Materials provided
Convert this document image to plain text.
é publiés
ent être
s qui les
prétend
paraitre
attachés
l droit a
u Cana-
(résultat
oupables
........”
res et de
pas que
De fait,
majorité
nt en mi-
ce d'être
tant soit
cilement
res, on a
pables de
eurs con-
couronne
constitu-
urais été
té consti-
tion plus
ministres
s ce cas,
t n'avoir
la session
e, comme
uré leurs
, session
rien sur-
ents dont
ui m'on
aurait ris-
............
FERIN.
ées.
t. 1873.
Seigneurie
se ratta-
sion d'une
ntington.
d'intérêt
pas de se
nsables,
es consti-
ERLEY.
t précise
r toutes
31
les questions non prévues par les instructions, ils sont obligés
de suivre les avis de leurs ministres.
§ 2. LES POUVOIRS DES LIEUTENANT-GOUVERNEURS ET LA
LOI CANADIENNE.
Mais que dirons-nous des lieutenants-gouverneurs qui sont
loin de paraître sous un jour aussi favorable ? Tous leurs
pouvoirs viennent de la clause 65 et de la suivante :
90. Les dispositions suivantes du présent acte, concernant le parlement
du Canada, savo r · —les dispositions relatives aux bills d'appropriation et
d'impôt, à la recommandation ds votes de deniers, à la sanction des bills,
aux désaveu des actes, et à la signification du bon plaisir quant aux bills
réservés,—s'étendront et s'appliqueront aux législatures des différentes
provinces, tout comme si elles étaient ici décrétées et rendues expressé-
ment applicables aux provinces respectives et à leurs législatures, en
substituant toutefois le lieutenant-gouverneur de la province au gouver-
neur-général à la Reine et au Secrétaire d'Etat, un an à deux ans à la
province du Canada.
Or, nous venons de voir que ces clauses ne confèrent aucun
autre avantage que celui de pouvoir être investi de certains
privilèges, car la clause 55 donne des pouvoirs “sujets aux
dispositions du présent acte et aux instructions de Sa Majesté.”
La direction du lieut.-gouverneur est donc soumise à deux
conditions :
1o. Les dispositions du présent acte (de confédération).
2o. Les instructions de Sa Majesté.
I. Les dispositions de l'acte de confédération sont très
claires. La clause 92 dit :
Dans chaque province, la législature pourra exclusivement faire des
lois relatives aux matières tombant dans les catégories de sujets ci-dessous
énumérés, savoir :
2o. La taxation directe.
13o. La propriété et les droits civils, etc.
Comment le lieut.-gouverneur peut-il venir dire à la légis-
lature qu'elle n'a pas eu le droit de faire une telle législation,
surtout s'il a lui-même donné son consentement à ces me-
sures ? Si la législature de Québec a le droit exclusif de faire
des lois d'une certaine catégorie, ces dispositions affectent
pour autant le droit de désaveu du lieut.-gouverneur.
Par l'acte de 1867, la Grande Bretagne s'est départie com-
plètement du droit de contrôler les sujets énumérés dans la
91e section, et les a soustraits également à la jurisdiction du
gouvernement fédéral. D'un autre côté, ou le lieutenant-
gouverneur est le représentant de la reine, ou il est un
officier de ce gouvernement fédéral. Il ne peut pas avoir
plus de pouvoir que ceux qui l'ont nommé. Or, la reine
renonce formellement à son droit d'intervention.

Given exercise
Copy out each line exactly as written.

Solution for this problem
Convert this document image to plain text.
é publiés
ent être
s qui les
prétend
paraitre
attachés
l droit a
u Cana-
(résultat
oupables
........”
res et de
pas que
De fait,
majorité
nt en mi-
ce d'être
tant soit
cilement
res, on a
pables de
eurs con-
couronne
constitu-
urais été
té consti-
tion plus
ministres
s ce cas,
t n'avoir
la session
e, comme
uré leurs
, session
rien sur-
ents dont
ui m'on
aurait ris-
............
FERIN.
ées.
t. 1873.
Seigneurie
se ratta-
sion d'une
ntington.
d'intérêt
pas de se
nsables,
es consti-
ERLEY.
t précise
r toutes
31
les questions non prévues par les instructions, ils sont obligés
de suivre les avis de leurs ministres.
§ 2. LES POUVOIRS DES LIEUTENANT-GOUVERNEURS ET LA
LOI CANADIENNE.
Mais que dirons-nous des lieutenants-gouverneurs qui sont
loin de paraître sous un jour aussi favorable ? Tous leurs
pouvoirs viennent de la clause 65 et de la suivante :
90. Les dispositions suivantes du présent acte, concernant le parlement
du Canada, savo r · —les dispositions relatives aux bills d'appropriation et
d'impôt, à la recommandation ds votes de deniers, à la sanction des bills,
aux désaveu des actes, et à la signification du bon plaisir quant aux bills
réservés,—s'étendront et s'appliqueront aux législatures des différentes
provinces, tout comme si elles étaient ici décrétées et rendues expressé-
ment applicables aux provinces respectives et à leurs législatures, en
substituant toutefois le lieutenant-gouverneur de la province au gouver-
neur-général à la Reine et au Secrétaire d'Etat, un an à deux ans à la
province du Canada.
Or, nous venons de voir que ces clauses ne confèrent aucun
autre avantage que celui de pouvoir être investi de certains
privilèges, car la clause 55 donne des pouvoirs “sujets aux
dispositions du présent acte et aux instructions de Sa Majesté.”
La direction du lieut.-gouverneur est donc soumise à deux
conditions :
1o. Les dispositions du présent acte (de confédération).
2o. Les instructions de Sa Majesté.
I. Les dispositions de l'acte de confédération sont très
claires. La clause 92 dit :
Dans chaque province, la législature pourra exclusivement faire des
lois relatives aux matières tombant dans les catégories de sujets ci-dessous
énumérés, savoir :
2o. La taxation directe.
13o. La propriété et les droits civils, etc.
Comment le lieut.-gouverneur peut-il venir dire à la légis-
lature qu'elle n'a pas eu le droit de faire une telle législation,
surtout s'il a lui-même donné son consentement à ces me-
sures ? Si la législature de Québec a le droit exclusif de faire
des lois d'une certaine catégorie, ces dispositions affectent
pour autant le droit de désaveu du lieut.-gouverneur.
Par l'acte de 1867, la Grande Bretagne s'est départie com-
plètement du droit de contrôler les sujets énumérés dans la
91e section, et les a soustraits également à la jurisdiction du
gouvernement fédéral. D'un autre côté, ou le lieutenant-
gouverneur est le représentant de la reine, ou il est un
officier de ce gouvernement fédéral. Il ne peut pas avoir
plus de pouvoir que ceux qui l'ont nommé. Or, la reine
renonce formellement à son droit d'intervention.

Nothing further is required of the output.